• **Requirement**:
Every record must be written out once more, with nothing added or omitted.

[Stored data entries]
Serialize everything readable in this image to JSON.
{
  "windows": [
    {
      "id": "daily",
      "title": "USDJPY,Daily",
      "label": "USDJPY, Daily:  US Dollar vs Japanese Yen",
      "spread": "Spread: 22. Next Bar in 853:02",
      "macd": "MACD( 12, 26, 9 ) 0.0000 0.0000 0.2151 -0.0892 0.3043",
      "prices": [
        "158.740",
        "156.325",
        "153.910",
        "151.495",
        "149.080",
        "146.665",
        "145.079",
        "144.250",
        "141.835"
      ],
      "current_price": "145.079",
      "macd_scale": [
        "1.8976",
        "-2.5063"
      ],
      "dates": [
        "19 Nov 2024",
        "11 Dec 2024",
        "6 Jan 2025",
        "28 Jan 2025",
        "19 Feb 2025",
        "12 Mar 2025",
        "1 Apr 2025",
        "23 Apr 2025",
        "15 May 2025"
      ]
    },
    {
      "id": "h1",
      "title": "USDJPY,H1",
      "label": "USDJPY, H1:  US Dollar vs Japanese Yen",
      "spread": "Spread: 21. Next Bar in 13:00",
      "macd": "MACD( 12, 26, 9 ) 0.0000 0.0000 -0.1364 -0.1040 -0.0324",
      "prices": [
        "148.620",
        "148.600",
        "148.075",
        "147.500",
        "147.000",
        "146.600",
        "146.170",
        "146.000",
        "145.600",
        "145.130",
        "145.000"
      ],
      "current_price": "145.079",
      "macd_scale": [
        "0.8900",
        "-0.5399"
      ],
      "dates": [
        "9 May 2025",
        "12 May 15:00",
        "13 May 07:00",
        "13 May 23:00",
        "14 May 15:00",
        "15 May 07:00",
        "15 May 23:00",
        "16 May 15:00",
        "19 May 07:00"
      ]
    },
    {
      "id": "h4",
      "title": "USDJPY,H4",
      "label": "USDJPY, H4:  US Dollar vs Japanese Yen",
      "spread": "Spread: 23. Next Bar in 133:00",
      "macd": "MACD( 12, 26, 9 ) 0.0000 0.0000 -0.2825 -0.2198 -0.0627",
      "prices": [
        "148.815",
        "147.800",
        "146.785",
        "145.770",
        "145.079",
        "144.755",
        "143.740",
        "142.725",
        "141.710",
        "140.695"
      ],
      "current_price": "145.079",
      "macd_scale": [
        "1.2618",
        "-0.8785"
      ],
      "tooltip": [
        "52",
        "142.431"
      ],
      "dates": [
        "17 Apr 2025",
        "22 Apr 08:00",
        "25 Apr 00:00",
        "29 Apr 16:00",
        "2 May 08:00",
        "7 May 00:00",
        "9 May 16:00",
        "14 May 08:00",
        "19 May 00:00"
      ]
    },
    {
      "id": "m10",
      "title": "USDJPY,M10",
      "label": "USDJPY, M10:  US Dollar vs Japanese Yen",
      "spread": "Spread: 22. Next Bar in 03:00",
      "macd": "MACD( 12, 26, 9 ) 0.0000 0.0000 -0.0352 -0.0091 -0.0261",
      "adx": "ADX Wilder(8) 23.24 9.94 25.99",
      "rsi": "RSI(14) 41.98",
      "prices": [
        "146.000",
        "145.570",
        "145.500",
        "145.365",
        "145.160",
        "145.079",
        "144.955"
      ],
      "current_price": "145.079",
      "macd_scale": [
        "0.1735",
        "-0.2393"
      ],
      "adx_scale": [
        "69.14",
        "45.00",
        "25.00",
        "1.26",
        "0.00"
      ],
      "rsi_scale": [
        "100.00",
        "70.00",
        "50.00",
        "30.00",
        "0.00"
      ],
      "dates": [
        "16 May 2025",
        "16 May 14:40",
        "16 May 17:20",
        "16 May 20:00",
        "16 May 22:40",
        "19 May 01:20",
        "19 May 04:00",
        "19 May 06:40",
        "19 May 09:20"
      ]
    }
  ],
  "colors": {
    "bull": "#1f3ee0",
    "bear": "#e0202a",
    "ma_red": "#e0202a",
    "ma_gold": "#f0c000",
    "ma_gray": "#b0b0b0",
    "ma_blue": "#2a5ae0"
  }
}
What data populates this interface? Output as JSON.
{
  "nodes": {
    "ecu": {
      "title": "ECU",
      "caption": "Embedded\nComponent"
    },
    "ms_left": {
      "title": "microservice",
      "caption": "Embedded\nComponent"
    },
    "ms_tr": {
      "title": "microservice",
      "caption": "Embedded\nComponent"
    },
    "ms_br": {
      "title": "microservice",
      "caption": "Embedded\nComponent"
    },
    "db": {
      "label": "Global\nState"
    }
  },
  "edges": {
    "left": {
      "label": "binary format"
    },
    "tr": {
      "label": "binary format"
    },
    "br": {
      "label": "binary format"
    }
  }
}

• **Exercise answer**:
Serialize everything readable in this image to JSON.
{
  "windows": [
    {
      "id": "daily",
      "title": "USDJPY,Daily",
      "label": "USDJPY, Daily:  US Dollar vs Japanese Yen",
      "spread": "Spread: 22. Next Bar in 853:02",
      "macd": "MACD( 12, 26, 9 ) 0.0000 0.0000 0.2151 -0.0892 0.3043",
      "prices": [
        "158.740",
        "156.325",
        "153.910",
        "151.495",
        "149.080",
        "146.665",
        "145.079",
        "144.250",
        "141.835"
      ],
      "current_price": "145.079",
      "macd_scale": [
        "1.8976",
        "-2.5063"
      ],
      "dates": [
        "19 Nov 2024",
        "11 Dec 2024",
        "6 Jan 2025",
        "28 Jan 2025",
        "19 Feb 2025",
        "12 Mar 2025",
        "1 Apr 2025",
        "23 Apr 2025",
        "15 May 2025"
      ]
    },
    {
      "id": "h1",
      "title": "USDJPY,H1",
      "label": "USDJPY, H1:  US Dollar vs Japanese Yen",
      "spread": "Spread: 21. Next Bar in 13:00",
      "macd": "MACD( 12, 26, 9 ) 0.0000 0.0000 -0.1364 -0.1040 -0.0324",
      "prices": [
        "148.620",
        "148.600",
        "148.075",
        "147.500",
        "147.000",
        "146.600",
        "146.170",
        "146.000",
        "145.600",
        "145.130",
        "145.000"
      ],
      "current_price": "145.079",
      "macd_scale": [
        "0.8900",
        "-0.5399"
      ],
      "dates": [
        "9 May 2025",
        "12 May 15:00",
        "13 May 07:00",
        "13 May 23:00",
        "14 May 15:00",
        "15 May 07:00",
        "15 May 23:00",
        "16 May 15:00",
        "19 May 07:00"
      ]
    },
    {
      "id": "h4",
      "title": "USDJPY,H4",
      "label": "USDJPY, H4:  US Dollar vs Japanese Yen",
      "spread": "Spread: 23. Next Bar in 133:00",
      "macd": "MACD( 12, 26, 9 ) 0.0000 0.0000 -0.2825 -0.2198 -0.0627",
      "prices": [
        "148.815",
        "147.800",
        "146.785",
        "145.770",
        "145.079",
        "144.755",
        "143.740",
        "142.725",
        "141.710",
        "140.695"
      ],
      "current_price": "145.079",
      "macd_scale": [
        "1.2618",
        "-0.8785"
      ],
      "tooltip": [
        "52",
        "142.431"
      ],
      "dates": [
        "17 Apr 2025",
        "22 Apr 08:00",
        "25 Apr 00:00",
        "29 Apr 16:00",
        "2 May 08:00",
        "7 May 00:00",
        "9 May 16:00",
        "14 May 08:00",
        "19 May 00:00"
      ]
    },
    {
      "id": "m10",
      "title": "USDJPY,M10",
      "label": "USDJPY, M10:  US Dollar vs Japanese Yen",
      "spread": "Spread: 22. Next Bar in 03:00",
      "macd": "MACD( 12, 26, 9 ) 0.0000 0.0000 -0.0352 -0.0091 -0.0261",
      "adx": "ADX Wilder(8) 23.24 9.94 25.99",
      "rsi": "RSI(14) 41.98",
      "prices": [
        "146.000",
        "145.570",
        "145.500",
        "145.365",
        "145.160",
        "145.079",
        "144.955"
      ],
      "current_price": "145.079",
      "macd_scale": [
        "0.1735",
        "-0.2393"
      ],
      "adx_scale": [
        "69.14",
        "45.00",
        "25.00",
        "1.26",
        "0.00"
      ],
      "rsi_scale": [
        "100.00",
        "70.00",
        "50.00",
        "30.00",
        "0.00"
      ],
      "dates": [
        "16 May 2025",
        "16 May 14:40",
        "16 May 17:20",
        "16 May 20:00",
        "16 May 22:40",
        "19 May 01:20",
        "19 May 04:00",
        "19 May 06:40",
        "19 May 09:20"
      ]
    }
  ],
  "colors": {
    "bull": "#1f3ee0",
    "bear": "#e0202a",
    "ma_red": "#e0202a",
    "ma_gold": "#f0c000",
    "ma_gray": "#b0b0b0",
    "ma_blue": "#2a5ae0"
  }
}
What data populates this interface? Output as JSON.
{
  "nodes": {
    "ecu": {
      "title": "ECU",
      "caption": "Embedded\nComponent"
    },
    "ms_left": {
      "title": "microservice",
      "caption": "Embedded\nComponent"
    },
    "ms_tr": {
      "title": "microservice",
      "caption": "Embedded\nComponent"
    },
    "ms_br": {
      "title": "microservice",
      "caption": "Embedded\nComponent"
    },
    "db": {
      "label": "Global\nState"
    }
  },
  "edges": {
    "left": {
      "label": "binary format"
    },
    "tr": {
      "label": "binary format"
    },
    "br": {
      "label": "binary format"
    }
  }
}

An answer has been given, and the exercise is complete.